# The problem:
All lines in which the word "every" occurs are to be extracted.

# Information provided:
- - - -

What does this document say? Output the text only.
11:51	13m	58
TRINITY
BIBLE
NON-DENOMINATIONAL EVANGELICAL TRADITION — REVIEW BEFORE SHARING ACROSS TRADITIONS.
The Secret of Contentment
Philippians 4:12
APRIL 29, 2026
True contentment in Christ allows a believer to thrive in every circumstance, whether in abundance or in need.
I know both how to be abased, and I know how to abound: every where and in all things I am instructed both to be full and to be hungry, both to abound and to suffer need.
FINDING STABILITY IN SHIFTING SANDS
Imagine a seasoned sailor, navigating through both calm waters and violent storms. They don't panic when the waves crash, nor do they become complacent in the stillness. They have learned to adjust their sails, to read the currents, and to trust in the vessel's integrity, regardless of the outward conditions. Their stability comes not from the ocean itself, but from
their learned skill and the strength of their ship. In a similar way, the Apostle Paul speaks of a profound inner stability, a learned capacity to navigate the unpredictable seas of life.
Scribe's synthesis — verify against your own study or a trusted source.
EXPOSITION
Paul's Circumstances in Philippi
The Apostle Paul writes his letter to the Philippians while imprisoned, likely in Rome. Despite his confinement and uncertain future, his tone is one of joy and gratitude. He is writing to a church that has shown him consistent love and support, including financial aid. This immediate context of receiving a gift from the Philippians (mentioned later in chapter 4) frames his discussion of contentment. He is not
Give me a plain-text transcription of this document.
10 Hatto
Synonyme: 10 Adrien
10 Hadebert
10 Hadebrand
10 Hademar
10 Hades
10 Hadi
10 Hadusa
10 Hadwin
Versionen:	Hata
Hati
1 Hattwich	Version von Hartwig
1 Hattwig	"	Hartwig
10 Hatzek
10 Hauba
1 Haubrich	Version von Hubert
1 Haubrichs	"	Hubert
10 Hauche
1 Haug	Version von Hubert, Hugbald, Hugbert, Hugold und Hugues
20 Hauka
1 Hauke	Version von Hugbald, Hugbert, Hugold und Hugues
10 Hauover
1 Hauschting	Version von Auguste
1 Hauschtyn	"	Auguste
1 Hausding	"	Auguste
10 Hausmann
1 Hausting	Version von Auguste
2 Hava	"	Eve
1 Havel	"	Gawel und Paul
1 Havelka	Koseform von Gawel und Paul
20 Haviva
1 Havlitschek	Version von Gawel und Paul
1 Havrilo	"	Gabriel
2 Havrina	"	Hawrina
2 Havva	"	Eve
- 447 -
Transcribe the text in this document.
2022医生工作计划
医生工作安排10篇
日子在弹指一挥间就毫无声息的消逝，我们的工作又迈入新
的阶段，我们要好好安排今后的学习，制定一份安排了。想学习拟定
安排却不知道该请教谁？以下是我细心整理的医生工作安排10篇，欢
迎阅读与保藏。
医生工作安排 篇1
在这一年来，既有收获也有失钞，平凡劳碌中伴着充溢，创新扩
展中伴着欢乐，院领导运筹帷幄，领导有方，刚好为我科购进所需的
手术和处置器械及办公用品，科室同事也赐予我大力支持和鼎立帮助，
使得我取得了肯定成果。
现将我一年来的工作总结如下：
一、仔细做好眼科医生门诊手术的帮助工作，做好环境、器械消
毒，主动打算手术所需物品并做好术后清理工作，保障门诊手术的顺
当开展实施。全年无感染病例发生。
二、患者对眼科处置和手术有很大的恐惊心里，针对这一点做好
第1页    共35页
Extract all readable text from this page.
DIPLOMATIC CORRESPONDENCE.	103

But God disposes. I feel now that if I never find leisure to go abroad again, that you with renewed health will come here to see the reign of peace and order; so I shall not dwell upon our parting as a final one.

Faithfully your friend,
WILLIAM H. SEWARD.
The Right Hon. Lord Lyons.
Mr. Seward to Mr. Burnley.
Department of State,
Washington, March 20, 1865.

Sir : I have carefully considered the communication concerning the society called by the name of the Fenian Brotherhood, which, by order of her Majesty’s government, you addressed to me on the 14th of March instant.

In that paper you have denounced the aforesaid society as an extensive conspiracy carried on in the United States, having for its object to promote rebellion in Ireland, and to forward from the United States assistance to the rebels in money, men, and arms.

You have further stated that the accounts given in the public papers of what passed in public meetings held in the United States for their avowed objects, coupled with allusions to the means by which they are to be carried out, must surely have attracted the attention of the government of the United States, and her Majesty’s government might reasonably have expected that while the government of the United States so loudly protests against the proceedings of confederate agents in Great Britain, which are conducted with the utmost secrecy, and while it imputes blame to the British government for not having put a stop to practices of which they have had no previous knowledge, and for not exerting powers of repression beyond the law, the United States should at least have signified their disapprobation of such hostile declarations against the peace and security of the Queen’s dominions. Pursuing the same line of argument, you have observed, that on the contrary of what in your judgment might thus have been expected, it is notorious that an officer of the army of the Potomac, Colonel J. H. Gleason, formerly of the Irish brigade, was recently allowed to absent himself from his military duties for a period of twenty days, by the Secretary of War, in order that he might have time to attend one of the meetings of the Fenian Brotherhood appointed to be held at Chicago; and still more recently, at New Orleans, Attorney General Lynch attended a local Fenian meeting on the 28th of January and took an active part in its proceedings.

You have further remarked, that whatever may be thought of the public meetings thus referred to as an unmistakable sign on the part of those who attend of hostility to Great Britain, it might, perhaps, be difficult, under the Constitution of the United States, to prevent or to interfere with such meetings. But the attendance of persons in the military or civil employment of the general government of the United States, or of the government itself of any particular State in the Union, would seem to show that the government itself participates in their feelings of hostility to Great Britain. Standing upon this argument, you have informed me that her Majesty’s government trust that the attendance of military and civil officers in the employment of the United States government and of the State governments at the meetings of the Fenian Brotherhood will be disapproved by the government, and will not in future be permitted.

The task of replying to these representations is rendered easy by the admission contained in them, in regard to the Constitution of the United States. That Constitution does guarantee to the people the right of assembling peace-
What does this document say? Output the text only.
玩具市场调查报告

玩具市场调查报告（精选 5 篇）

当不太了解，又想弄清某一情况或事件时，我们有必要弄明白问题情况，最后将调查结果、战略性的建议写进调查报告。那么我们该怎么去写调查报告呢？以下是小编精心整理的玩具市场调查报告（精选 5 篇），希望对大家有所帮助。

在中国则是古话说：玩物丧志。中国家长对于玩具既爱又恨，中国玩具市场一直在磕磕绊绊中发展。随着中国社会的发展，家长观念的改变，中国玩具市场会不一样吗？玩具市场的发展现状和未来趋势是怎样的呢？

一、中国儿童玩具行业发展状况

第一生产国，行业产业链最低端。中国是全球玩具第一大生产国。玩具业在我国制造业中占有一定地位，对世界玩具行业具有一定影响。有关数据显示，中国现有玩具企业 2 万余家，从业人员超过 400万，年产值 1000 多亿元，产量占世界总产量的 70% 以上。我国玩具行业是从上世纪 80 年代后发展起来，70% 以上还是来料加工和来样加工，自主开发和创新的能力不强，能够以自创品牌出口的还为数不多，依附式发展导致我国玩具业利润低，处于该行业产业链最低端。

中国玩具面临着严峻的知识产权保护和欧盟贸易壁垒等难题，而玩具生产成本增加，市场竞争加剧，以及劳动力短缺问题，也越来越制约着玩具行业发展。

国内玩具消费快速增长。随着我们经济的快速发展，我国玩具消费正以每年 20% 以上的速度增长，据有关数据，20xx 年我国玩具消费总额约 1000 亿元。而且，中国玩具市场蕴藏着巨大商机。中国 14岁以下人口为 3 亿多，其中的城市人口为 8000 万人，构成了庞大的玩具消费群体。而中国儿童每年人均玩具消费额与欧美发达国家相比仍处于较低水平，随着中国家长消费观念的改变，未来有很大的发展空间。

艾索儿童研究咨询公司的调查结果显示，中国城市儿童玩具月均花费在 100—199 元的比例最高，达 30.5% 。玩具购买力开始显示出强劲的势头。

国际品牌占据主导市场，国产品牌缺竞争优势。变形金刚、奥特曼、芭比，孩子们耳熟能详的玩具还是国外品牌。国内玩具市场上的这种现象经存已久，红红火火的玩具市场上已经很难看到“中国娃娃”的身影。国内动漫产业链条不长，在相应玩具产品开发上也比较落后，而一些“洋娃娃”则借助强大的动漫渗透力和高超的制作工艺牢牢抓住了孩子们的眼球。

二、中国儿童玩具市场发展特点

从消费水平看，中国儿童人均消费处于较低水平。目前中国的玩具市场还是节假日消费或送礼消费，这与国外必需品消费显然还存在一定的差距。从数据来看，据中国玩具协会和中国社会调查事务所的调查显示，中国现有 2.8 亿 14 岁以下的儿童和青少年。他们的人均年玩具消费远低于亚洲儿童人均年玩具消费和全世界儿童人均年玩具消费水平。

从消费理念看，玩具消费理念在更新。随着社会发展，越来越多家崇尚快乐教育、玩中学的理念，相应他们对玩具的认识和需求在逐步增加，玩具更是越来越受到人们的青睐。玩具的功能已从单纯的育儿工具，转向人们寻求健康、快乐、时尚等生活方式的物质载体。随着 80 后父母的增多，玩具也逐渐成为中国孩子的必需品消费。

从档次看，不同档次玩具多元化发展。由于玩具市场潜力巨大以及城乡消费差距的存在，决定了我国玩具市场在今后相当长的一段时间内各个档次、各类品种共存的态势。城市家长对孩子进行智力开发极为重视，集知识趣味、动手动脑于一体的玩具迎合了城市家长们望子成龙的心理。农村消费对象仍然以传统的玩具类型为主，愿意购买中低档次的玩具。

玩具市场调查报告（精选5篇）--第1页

- - - -

# Solution to this problem:
True contentment in Christ allows a believer to thrive in every circumstance, whether in abundance or in need.
I know both how to be abased, and I know how to abound: every where and in all things I am instructed both to be full and to be hungry, both to abound and to suffer need.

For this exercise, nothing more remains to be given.